Check every line of the entries for "What", and copy the lines that hold it.

Stored entries:
--- --- ---

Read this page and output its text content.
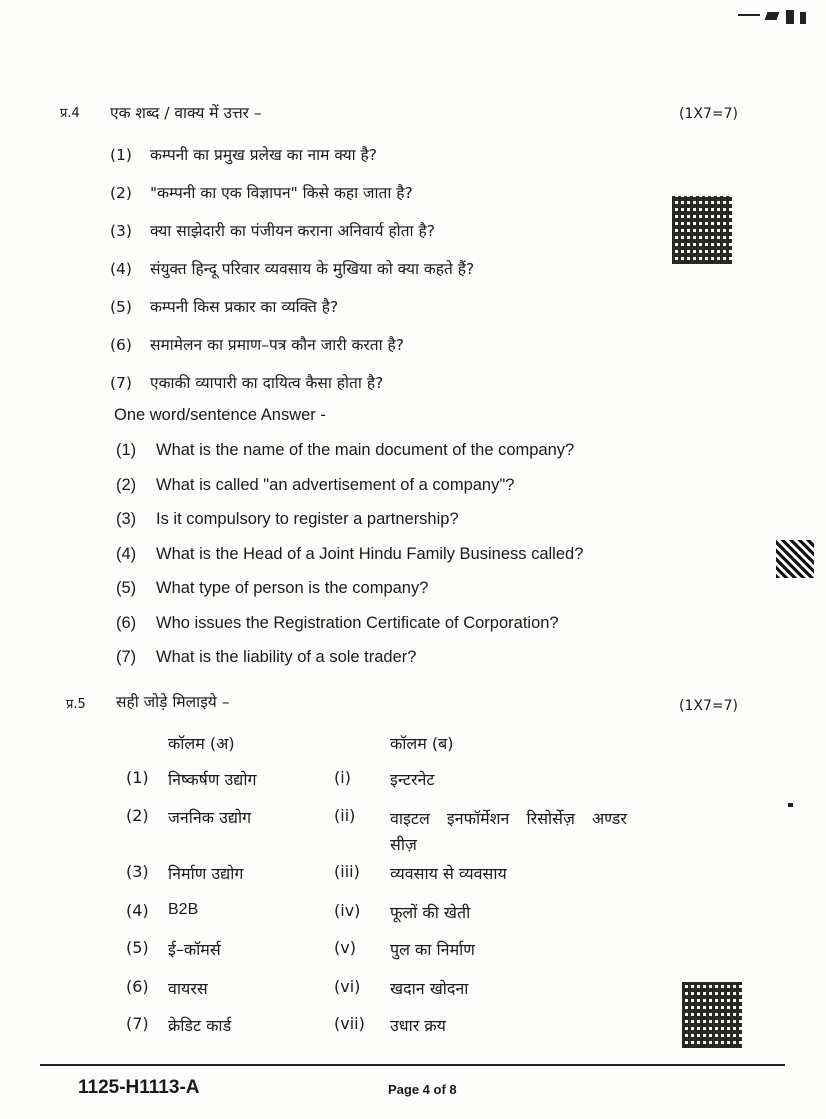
प्र.4 एक शब्द / वाक्य में उत्तर –	(1X7=7)
(1) कम्पनी का प्रमुख प्रलेख का नाम क्या है?
(2) "कम्पनी का एक विज्ञापन" किसे कहा जाता है?
(3) क्या साझेदारी का पंजीयन कराना अनिवार्य होता है?
(4) संयुक्त हिन्दू परिवार व्यवसाय के मुखिया को क्या कहते हैं?
(5) कम्पनी किस प्रकार का व्यक्ति है?
(6) समामेलन का प्रमाण–पत्र कौन जारी करता है?
(7) एकाकी व्यापारी का दायित्व कैसा होता है?
One word/sentence Answer -
(1) What is the name of the main document of the company?
(2) What is called "an advertisement of a company"?
(3) Is it compulsory to register a partnership?
(4) What is the Head of a Joint Hindu Family Business called?
(5) What type of person is the company?
(6) Who issues the Registration Certificate of Corporation?
(7) What is the liability of a sole trader?
प्र.5 सही जोड़े मिलाइये –	(1X7=7)
कॉलम (अ)	कॉलम (ब)
(1) निष्कर्षण उद्योग	(i) इन्टरनेट
(2) जननिक उद्योग	(ii) वाइटल इनफॉर्मेशन रिसोर्सेज़ अण्डर सीज़
(3) निर्माण उद्योग	(iii) व्यवसाय से व्यवसाय
(4) B2B	(iv) फूलों की खेती
(5) ई–कॉमर्स	(v) पुल का निर्माण
(6) वायरस	(vi) खदान खोदना
(7) क्रेडिट कार्ड	(vii) उधार क्रय
1125-H1113-A	Page 4 of 8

--- --- ---

SOLUTION FOR THIS PROBLEM:
(1) What is the name of the main document of the company?
(2) What is called "an advertisement of a company"?
(4) What is the Head of a Joint Hindu Family Business called?
(5) What type of person is the company?
(7) What is the liability of a sole trader?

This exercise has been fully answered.